→ TASK TO COMPLETE
Copy every line from the records below that holds the word "title".

→ INFORMATION GIVEN
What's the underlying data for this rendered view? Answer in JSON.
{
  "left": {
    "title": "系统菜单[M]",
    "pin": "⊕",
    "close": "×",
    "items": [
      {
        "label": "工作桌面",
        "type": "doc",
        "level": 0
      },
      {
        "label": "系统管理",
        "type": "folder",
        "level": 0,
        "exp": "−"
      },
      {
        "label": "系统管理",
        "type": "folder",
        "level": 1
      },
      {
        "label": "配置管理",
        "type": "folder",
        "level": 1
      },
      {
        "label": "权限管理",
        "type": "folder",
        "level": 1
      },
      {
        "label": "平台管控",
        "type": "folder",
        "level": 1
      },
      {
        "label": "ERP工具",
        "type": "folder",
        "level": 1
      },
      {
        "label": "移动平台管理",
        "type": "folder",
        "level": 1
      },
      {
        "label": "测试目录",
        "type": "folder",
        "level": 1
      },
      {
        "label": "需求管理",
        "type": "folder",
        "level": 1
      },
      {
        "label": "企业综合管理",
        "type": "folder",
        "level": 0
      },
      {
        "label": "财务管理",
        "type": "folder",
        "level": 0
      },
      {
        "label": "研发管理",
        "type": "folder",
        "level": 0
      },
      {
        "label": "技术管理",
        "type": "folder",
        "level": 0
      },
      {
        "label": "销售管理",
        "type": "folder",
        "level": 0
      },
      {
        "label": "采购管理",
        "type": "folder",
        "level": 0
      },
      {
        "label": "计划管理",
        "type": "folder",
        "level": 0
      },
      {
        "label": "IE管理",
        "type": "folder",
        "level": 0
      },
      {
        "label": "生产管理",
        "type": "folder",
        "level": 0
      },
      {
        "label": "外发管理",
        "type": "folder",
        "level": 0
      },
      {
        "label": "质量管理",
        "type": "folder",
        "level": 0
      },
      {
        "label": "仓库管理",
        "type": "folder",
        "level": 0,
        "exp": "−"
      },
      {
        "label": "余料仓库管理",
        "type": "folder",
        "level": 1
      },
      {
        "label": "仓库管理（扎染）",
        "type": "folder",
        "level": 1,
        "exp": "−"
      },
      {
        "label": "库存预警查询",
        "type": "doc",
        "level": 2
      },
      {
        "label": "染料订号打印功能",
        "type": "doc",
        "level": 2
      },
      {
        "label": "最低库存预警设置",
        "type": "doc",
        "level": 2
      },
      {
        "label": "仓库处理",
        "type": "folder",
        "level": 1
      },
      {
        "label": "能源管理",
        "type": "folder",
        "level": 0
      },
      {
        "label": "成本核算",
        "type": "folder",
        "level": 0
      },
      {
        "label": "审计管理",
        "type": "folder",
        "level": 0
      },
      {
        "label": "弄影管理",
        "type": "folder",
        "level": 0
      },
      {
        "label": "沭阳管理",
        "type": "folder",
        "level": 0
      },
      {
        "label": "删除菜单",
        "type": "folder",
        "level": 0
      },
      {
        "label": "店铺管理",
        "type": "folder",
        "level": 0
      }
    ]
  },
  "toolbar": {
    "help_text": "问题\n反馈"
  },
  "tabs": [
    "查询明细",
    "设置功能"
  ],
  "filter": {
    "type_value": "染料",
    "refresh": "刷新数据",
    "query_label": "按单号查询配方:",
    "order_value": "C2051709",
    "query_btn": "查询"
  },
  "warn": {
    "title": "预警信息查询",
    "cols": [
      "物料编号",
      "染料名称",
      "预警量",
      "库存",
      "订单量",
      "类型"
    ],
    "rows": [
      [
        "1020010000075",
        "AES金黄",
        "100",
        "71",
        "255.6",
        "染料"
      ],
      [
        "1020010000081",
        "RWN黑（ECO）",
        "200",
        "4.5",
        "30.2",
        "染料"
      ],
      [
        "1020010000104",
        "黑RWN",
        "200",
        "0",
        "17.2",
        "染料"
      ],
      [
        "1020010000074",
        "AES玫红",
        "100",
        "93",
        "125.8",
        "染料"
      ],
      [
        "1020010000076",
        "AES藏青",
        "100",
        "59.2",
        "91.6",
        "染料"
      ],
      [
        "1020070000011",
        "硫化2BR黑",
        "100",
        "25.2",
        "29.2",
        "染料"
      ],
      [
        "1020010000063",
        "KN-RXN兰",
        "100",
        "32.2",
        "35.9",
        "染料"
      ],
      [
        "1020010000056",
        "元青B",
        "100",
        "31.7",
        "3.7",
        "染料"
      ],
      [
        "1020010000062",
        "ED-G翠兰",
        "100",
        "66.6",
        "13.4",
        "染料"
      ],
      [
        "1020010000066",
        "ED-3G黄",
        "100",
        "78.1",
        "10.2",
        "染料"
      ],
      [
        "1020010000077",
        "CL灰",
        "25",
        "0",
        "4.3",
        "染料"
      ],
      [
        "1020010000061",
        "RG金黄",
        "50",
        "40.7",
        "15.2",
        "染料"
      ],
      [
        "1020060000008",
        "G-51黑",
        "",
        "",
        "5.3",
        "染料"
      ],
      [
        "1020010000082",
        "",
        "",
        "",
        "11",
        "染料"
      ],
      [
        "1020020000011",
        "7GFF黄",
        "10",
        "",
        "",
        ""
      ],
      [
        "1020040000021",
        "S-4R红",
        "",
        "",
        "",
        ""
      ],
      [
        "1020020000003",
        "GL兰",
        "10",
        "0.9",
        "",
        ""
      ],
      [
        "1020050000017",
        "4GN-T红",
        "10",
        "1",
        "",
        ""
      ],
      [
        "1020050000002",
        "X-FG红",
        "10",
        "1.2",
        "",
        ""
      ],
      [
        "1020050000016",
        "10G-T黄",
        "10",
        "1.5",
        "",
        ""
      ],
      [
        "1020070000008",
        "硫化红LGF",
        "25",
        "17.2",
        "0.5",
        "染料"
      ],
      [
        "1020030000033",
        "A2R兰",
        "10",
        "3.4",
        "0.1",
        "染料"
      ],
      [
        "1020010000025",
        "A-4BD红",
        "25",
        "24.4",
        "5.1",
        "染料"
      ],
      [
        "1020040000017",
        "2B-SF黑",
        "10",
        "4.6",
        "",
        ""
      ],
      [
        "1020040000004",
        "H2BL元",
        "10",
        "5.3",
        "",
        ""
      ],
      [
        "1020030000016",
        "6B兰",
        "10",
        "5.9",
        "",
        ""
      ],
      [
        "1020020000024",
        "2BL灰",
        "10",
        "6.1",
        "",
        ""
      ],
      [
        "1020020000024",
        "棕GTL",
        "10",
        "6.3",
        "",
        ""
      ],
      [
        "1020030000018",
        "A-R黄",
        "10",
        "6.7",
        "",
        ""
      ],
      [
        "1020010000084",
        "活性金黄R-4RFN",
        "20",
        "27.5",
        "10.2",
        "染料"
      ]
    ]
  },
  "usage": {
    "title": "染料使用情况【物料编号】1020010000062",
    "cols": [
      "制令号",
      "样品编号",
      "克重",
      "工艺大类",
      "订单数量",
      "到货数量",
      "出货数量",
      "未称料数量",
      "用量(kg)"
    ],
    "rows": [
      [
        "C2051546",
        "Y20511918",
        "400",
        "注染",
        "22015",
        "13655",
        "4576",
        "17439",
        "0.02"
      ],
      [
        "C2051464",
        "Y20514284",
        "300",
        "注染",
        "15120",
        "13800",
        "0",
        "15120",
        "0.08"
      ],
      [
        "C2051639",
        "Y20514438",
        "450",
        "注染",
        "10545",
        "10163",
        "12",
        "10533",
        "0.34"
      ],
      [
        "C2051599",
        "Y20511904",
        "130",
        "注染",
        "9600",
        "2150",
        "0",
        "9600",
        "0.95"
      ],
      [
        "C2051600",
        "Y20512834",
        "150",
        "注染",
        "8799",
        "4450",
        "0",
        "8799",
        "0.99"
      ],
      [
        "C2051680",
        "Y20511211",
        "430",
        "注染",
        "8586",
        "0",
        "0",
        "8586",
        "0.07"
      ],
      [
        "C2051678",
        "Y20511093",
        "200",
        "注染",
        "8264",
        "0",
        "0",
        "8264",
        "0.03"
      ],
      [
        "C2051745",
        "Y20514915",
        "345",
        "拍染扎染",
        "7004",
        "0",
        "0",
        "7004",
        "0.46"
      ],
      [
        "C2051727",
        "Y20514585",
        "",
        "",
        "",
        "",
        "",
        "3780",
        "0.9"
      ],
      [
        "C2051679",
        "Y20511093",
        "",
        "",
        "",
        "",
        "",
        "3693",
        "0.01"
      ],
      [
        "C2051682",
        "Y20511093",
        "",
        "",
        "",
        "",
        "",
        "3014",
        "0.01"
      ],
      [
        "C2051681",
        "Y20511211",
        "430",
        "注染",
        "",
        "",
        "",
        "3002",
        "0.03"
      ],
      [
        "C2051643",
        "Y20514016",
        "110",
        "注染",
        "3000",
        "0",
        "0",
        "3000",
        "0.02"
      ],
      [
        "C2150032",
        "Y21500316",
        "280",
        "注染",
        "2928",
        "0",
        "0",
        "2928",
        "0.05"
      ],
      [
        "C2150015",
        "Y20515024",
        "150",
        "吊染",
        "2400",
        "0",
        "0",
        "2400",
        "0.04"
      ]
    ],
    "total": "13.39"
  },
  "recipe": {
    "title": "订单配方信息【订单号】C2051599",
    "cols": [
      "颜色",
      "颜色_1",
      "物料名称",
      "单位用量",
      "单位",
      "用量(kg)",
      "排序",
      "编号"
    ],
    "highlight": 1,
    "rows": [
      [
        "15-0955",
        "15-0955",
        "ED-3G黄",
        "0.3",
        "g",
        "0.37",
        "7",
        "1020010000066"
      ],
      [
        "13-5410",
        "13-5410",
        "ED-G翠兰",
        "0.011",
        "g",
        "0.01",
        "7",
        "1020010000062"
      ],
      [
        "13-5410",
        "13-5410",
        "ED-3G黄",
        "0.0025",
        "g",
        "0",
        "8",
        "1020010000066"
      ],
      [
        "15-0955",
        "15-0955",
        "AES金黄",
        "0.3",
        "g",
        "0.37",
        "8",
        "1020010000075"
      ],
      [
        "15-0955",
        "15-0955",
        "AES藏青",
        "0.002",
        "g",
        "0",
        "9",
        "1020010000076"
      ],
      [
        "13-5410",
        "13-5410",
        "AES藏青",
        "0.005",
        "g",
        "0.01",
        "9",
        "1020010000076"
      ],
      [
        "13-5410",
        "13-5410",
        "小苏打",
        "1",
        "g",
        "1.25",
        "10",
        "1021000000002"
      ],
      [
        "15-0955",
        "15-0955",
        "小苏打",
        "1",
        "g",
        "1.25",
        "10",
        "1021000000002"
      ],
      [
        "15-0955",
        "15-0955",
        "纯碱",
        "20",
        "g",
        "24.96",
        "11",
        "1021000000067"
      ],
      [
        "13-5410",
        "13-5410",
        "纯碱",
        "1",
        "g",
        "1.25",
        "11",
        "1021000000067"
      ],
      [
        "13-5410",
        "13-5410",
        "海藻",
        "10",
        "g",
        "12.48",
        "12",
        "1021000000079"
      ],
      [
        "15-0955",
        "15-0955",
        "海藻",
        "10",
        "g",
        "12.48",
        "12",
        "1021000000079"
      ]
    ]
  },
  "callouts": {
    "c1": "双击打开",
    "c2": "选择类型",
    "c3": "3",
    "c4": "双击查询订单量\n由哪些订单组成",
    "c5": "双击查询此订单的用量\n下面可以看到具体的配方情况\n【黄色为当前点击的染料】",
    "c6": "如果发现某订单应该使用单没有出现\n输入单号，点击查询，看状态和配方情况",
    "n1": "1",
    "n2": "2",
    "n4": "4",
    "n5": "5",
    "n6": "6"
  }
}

→ SOLUTION FOR THIS TASK
    "title": "系统菜单[M]",
    "title": "预警信息查询",
    "title": "染料使用情况【物料编号】1020010000062",
    "title": "订单配方信息【订单号】C2051599",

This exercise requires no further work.